**Task goal**.
Copy out every line containing the word "histogram".

########

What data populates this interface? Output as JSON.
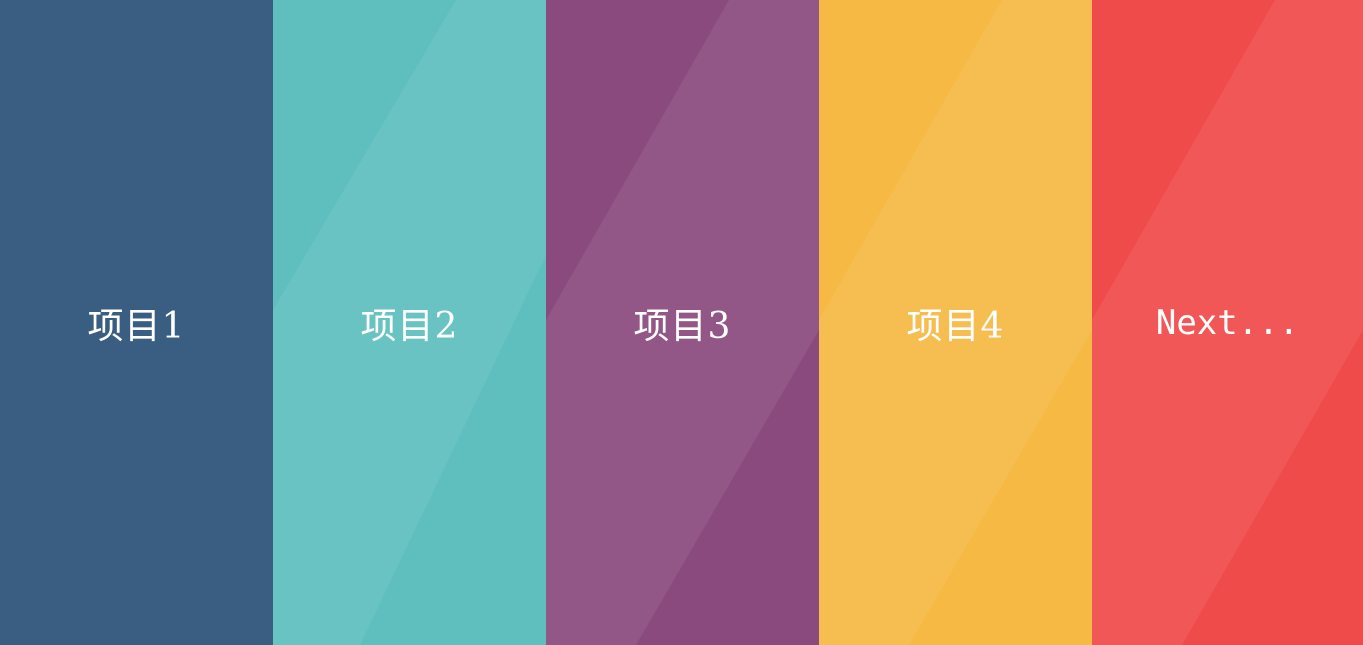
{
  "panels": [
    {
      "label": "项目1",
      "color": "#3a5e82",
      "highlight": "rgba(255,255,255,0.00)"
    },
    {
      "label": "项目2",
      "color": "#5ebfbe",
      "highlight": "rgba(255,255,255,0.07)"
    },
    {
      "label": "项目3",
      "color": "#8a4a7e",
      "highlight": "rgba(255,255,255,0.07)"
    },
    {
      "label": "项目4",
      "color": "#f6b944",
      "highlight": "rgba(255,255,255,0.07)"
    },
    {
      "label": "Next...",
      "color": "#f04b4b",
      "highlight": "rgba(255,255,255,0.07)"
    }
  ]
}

########

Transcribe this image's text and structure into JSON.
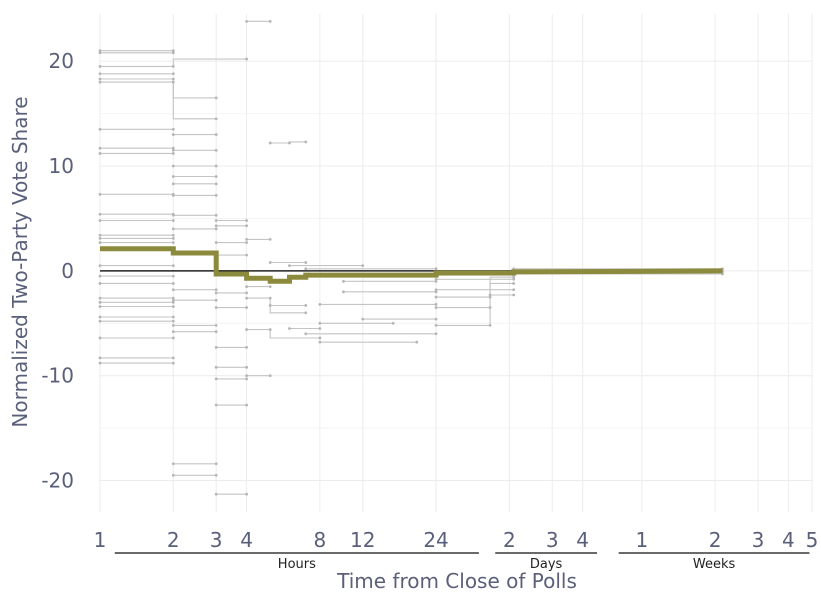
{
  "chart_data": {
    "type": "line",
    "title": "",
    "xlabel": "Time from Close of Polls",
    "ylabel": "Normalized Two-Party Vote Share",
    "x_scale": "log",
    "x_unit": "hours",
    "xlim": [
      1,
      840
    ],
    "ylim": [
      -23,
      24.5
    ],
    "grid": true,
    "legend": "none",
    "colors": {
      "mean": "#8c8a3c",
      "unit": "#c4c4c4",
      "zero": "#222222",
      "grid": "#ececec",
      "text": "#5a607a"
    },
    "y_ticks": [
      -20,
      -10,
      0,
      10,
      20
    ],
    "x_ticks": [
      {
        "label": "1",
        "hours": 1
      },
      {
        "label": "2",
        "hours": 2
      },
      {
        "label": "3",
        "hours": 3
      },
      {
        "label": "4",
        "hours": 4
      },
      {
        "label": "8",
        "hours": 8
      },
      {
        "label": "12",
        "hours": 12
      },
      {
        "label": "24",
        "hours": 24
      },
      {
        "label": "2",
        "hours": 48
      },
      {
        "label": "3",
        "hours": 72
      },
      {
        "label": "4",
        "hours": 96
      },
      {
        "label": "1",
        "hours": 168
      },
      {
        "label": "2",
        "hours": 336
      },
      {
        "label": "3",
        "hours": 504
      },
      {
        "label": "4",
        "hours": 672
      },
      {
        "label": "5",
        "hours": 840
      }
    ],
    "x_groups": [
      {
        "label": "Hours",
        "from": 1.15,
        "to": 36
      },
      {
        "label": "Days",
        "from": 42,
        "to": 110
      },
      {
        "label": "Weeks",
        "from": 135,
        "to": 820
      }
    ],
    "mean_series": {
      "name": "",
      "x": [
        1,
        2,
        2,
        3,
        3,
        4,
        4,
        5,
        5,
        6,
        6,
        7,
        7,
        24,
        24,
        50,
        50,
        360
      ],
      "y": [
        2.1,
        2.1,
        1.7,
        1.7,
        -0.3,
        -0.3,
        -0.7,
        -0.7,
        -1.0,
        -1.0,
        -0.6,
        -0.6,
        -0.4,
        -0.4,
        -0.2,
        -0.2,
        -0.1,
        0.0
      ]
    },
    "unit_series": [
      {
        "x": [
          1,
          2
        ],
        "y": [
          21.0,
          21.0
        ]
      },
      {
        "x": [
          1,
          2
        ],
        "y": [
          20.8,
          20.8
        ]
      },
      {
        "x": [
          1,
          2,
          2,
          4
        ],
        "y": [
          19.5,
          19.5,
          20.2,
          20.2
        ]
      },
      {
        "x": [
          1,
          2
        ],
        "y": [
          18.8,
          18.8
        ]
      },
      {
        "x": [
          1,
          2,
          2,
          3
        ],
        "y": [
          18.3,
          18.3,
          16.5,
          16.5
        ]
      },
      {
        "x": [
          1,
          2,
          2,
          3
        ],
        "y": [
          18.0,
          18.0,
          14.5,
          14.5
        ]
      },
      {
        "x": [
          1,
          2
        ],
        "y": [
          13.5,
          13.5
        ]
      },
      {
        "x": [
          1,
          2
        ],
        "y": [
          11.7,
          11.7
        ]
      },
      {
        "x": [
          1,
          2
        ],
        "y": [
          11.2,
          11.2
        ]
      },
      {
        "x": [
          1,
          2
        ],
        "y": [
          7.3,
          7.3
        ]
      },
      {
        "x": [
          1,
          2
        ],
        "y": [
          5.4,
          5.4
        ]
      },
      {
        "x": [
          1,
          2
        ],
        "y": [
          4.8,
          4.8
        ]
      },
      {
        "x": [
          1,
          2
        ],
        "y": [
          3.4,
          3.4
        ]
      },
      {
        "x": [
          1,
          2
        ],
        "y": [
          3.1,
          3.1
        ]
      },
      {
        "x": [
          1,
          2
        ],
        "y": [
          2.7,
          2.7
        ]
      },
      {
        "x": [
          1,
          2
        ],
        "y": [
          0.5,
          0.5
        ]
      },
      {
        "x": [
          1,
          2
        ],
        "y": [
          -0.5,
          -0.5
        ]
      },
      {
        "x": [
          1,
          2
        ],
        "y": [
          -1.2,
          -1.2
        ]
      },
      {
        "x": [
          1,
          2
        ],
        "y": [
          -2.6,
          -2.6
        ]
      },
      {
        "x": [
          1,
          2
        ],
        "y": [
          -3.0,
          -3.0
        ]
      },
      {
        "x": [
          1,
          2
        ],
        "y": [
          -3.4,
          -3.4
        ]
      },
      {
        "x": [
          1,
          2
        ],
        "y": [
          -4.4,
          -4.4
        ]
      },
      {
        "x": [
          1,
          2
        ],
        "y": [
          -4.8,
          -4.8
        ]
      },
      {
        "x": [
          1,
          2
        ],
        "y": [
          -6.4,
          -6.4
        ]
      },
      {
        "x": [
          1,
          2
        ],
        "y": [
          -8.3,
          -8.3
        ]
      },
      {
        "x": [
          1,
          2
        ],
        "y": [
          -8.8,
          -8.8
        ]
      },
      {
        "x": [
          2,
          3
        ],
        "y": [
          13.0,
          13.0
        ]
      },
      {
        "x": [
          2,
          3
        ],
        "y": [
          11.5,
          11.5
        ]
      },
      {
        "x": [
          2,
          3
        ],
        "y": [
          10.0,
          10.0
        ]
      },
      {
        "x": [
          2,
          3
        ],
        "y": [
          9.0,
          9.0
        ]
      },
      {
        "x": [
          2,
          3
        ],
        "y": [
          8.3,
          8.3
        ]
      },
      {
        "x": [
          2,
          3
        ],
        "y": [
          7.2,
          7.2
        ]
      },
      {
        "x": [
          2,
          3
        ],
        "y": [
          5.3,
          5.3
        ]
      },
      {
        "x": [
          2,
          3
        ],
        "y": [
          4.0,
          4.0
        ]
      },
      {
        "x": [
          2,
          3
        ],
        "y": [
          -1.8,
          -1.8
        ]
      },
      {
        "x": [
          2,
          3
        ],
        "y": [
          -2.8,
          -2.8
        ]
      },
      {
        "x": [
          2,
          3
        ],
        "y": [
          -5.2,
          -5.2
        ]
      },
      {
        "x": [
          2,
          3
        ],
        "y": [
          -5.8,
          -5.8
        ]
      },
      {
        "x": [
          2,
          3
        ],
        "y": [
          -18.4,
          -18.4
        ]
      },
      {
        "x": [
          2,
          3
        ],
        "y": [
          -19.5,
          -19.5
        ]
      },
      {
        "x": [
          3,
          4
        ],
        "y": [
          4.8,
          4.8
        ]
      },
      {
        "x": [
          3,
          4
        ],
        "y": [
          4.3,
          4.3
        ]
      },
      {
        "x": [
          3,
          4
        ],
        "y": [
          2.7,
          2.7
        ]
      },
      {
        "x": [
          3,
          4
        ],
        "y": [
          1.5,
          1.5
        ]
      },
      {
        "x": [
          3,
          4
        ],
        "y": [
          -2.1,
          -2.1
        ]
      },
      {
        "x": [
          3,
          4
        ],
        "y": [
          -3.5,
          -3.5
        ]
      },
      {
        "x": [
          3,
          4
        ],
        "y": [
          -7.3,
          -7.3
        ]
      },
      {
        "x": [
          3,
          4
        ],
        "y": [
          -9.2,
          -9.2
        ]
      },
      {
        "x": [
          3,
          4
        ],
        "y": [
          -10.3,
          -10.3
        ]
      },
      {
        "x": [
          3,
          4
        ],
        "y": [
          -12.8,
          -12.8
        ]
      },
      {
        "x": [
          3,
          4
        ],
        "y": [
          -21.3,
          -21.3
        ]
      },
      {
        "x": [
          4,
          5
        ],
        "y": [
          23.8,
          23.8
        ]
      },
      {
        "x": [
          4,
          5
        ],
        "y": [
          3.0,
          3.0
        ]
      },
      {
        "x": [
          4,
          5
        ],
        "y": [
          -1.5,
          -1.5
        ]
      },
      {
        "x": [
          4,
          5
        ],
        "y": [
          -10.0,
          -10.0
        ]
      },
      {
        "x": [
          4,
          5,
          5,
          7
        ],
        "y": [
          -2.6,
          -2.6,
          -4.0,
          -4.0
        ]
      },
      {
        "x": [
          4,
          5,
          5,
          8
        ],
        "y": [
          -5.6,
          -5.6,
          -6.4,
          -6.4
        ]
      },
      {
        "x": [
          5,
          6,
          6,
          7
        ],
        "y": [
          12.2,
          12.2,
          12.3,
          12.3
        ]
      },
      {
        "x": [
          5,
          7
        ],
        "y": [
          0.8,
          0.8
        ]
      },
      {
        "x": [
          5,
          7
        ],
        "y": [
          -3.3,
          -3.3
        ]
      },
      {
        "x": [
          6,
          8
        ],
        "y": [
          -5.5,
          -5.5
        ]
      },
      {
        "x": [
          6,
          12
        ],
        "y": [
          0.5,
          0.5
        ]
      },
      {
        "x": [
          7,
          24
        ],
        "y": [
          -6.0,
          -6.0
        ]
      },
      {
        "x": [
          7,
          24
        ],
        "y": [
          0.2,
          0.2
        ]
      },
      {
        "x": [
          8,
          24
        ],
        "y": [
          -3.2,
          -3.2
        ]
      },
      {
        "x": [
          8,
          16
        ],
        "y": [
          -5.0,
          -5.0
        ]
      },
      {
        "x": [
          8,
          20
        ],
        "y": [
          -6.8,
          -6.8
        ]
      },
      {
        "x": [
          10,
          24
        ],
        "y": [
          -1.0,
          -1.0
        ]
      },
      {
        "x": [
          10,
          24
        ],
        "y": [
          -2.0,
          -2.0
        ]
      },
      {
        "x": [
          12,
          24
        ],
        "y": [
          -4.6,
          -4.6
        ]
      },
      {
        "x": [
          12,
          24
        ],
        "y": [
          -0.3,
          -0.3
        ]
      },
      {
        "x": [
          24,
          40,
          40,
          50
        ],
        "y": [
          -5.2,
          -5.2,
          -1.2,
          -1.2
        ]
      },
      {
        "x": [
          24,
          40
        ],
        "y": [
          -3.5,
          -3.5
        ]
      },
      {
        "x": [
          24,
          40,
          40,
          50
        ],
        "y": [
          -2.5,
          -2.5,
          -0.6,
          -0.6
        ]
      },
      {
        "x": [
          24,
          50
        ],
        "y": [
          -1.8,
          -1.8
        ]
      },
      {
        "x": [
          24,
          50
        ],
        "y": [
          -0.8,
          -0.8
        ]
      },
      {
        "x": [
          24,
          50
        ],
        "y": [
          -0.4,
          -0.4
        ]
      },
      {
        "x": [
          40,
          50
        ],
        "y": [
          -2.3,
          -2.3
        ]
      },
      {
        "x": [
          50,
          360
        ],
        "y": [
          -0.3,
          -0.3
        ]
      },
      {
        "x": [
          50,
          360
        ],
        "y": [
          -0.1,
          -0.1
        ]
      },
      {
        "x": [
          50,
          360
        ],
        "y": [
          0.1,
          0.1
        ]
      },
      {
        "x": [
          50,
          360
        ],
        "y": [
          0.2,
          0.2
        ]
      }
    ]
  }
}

########

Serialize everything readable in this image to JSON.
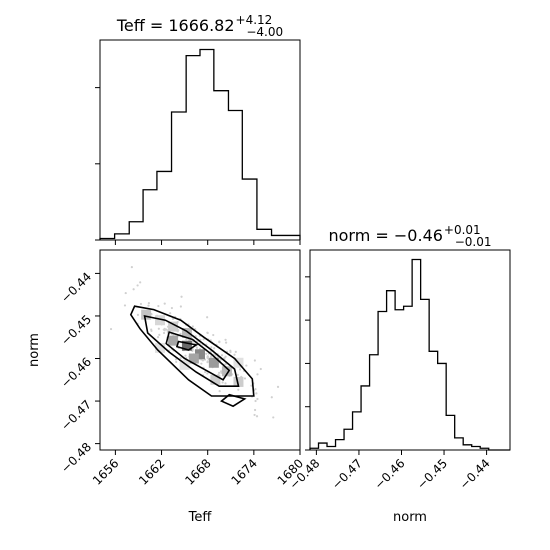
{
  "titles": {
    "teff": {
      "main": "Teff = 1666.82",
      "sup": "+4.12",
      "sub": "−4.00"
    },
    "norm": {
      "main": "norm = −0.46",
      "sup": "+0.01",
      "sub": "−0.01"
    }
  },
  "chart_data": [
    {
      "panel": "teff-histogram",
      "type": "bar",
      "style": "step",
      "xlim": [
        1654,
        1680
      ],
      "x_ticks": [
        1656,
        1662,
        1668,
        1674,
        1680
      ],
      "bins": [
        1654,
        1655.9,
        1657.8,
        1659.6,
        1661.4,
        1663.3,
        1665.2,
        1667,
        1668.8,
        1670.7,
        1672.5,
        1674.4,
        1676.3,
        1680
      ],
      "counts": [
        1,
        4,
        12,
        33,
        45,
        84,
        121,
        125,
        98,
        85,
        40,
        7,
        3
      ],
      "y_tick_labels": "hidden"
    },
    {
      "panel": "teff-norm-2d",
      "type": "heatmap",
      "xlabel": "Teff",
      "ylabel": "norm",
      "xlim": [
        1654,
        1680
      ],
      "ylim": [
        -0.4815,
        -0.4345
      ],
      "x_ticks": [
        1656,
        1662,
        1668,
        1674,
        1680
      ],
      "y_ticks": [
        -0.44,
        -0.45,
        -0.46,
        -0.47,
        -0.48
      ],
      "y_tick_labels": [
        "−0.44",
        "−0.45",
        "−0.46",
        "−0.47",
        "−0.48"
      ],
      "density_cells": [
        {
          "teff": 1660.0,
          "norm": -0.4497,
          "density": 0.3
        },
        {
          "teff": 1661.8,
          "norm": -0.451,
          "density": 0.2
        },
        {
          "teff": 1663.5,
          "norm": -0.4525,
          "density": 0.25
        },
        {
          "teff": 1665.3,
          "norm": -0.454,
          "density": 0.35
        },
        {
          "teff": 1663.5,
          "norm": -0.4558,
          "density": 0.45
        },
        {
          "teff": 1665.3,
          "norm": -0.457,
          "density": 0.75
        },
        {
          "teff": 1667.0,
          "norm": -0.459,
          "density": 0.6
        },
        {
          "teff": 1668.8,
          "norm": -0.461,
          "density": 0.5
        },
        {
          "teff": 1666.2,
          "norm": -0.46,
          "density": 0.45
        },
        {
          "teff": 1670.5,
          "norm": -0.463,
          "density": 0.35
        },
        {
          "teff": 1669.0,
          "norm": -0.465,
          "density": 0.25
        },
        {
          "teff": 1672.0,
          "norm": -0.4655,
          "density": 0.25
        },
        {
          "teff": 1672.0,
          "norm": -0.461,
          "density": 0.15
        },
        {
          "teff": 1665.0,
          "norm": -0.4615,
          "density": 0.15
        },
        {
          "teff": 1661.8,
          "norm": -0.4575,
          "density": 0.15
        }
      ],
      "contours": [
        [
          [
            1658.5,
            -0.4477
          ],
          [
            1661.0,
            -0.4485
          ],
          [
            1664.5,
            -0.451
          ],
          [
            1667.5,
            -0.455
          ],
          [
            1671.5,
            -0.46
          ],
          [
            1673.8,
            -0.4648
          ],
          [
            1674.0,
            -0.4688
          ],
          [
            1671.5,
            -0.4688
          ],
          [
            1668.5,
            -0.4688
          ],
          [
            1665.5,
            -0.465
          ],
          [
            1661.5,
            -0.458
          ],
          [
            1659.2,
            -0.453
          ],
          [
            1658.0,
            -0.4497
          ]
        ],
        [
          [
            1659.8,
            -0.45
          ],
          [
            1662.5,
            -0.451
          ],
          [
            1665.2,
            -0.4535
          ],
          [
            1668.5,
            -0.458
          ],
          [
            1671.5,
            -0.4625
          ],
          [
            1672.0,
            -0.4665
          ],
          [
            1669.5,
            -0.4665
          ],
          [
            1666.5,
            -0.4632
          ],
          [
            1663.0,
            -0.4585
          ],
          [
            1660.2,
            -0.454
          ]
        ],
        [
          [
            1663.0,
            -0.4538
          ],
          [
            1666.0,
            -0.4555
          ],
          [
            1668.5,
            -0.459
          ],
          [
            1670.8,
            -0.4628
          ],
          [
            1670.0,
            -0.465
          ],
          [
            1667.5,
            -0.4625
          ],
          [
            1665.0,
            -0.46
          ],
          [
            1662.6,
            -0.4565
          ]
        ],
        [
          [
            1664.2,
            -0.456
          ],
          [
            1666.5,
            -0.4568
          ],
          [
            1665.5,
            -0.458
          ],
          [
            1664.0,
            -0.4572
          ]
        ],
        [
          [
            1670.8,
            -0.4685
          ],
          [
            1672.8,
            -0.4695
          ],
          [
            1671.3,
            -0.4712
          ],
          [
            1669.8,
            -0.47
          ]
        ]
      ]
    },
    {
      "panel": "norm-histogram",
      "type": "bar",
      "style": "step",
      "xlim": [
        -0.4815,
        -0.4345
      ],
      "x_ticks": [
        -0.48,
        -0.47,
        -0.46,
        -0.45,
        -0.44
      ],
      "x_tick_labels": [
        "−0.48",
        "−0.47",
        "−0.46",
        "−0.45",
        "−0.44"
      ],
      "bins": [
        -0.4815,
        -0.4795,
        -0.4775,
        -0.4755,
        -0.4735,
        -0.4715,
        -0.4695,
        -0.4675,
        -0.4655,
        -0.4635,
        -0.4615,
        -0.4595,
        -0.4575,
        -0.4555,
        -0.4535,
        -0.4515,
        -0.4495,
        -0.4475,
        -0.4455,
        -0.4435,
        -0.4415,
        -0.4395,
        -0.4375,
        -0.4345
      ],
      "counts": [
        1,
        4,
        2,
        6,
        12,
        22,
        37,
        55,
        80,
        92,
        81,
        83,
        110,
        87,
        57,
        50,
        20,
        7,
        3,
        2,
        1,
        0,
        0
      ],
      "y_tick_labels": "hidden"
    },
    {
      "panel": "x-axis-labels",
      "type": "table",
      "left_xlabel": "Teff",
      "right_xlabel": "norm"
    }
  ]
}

########

**Answer for this exercise**.
      "panel": "teff-histogram",
      "panel": "norm-histogram",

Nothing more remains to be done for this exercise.